## Input material
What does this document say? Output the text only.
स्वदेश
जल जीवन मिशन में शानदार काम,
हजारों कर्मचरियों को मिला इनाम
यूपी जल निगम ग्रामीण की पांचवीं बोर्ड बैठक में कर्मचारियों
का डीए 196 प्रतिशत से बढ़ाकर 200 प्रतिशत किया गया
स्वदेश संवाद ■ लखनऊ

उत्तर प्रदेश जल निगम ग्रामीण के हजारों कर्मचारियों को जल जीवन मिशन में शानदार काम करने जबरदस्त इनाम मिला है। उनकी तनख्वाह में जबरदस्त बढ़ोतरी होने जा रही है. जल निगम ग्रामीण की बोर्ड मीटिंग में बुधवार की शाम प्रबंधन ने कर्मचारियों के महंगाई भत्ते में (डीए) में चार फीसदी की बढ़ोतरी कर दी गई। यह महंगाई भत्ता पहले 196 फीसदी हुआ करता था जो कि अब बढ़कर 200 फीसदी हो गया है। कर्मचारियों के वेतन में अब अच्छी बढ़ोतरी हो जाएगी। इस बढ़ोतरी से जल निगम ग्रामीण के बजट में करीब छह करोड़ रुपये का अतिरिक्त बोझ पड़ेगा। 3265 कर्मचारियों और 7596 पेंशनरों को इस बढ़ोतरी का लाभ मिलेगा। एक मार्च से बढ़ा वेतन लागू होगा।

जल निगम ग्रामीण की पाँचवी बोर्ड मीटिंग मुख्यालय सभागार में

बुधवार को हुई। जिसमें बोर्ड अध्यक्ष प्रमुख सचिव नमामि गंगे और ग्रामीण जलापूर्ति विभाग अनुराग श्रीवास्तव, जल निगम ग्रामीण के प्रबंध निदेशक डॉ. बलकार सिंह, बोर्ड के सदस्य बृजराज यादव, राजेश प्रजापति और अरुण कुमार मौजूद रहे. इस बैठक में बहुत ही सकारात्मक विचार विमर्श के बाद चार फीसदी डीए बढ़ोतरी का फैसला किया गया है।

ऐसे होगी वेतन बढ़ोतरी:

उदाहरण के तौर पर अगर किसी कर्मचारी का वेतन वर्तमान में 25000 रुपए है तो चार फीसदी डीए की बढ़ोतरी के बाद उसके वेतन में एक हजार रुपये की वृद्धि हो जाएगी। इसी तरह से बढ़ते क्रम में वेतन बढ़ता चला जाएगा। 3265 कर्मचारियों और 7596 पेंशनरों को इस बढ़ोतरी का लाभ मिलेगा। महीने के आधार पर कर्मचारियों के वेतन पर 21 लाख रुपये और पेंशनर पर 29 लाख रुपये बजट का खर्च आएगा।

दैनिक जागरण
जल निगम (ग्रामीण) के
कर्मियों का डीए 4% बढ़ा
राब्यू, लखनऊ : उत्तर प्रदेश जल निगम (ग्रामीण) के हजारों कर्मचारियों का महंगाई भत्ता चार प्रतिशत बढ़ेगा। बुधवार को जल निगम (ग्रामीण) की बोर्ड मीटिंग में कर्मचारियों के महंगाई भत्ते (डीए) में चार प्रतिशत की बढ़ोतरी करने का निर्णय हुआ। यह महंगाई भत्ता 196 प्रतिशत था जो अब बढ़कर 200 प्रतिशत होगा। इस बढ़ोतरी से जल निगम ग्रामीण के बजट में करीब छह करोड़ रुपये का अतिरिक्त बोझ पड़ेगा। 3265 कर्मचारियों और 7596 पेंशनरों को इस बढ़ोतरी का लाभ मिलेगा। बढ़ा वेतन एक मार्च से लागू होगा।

## Stated goal
Copy every record exactly as presented.

## Problem solution
What does this document say? Output the text only.
स्वदेश
जल जीवन मिशन में शानदार काम,
हजारों कर्मचरियों को मिला इनाम
यूपी जल निगम ग्रामीण की पांचवीं बोर्ड बैठक में कर्मचारियों
का डीए 196 प्रतिशत से बढ़ाकर 200 प्रतिशत किया गया
स्वदेश संवाद ■ लखनऊ

उत्तर प्रदेश जल निगम ग्रामीण के हजारों कर्मचारियों को जल जीवन मिशन में शानदार काम करने जबरदस्त इनाम मिला है। उनकी तनख्वाह में जबरदस्त बढ़ोतरी होने जा रही है. जल निगम ग्रामीण की बोर्ड मीटिंग में बुधवार की शाम प्रबंधन ने कर्मचारियों के महंगाई भत्ते में (डीए) में चार फीसदी की बढ़ोतरी कर दी गई। यह महंगाई भत्ता पहले 196 फीसदी हुआ करता था जो कि अब बढ़कर 200 फीसदी हो गया है। कर्मचारियों के वेतन में अब अच्छी बढ़ोतरी हो जाएगी। इस बढ़ोतरी से जल निगम ग्रामीण के बजट में करीब छह करोड़ रुपये का अतिरिक्त बोझ पड़ेगा। 3265 कर्मचारियों और 7596 पेंशनरों को इस बढ़ोतरी का लाभ मिलेगा। एक मार्च से बढ़ा वेतन लागू होगा।

जल निगम ग्रामीण की पाँचवी बोर्ड मीटिंग मुख्यालय सभागार में

बुधवार को हुई। जिसमें बोर्ड अध्यक्ष प्रमुख सचिव नमामि गंगे और ग्रामीण जलापूर्ति विभाग अनुराग श्रीवास्तव, जल निगम ग्रामीण के प्रबंध निदेशक डॉ. बलकार सिंह, बोर्ड के सदस्य बृजराज यादव, राजेश प्रजापति और अरुण कुमार मौजूद रहे. इस बैठक में बहुत ही सकारात्मक विचार विमर्श के बाद चार फीसदी डीए बढ़ोतरी का फैसला किया गया है।

ऐसे होगी वेतन बढ़ोतरी:

उदाहरण के तौर पर अगर किसी कर्मचारी का वेतन वर्तमान में 25000 रुपए है तो चार फीसदी डीए की बढ़ोतरी के बाद उसके वेतन में एक हजार रुपये की वृद्धि हो जाएगी। इसी तरह से बढ़ते क्रम में वेतन बढ़ता चला जाएगा। 3265 कर्मचारियों और 7596 पेंशनरों को इस बढ़ोतरी का लाभ मिलेगा। महीने के आधार पर कर्मचारियों के वेतन पर 21 लाख रुपये और पेंशनर पर 29 लाख रुपये बजट का खर्च आएगा।

दैनिक जागरण
जल निगम (ग्रामीण) के
कर्मियों का डीए 4% बढ़ा
राब्यू, लखनऊ : उत्तर प्रदेश जल निगम (ग्रामीण) के हजारों कर्मचारियों का महंगाई भत्ता चार प्रतिशत बढ़ेगा। बुधवार को जल निगम (ग्रामीण) की बोर्ड मीटिंग में कर्मचारियों के महंगाई भत्ते (डीए) में चार प्रतिशत की बढ़ोतरी करने का निर्णय हुआ। यह महंगाई भत्ता 196 प्रतिशत था जो अब बढ़कर 200 प्रतिशत होगा। इस बढ़ोतरी से जल निगम ग्रामीण के बजट में करीब छह करोड़ रुपये का अतिरिक्त बोझ पड़ेगा। 3265 कर्मचारियों और 7596 पेंशनरों को इस बढ़ोतरी का लाभ मिलेगा। बढ़ा वेतन एक मार्च से लागू होगा।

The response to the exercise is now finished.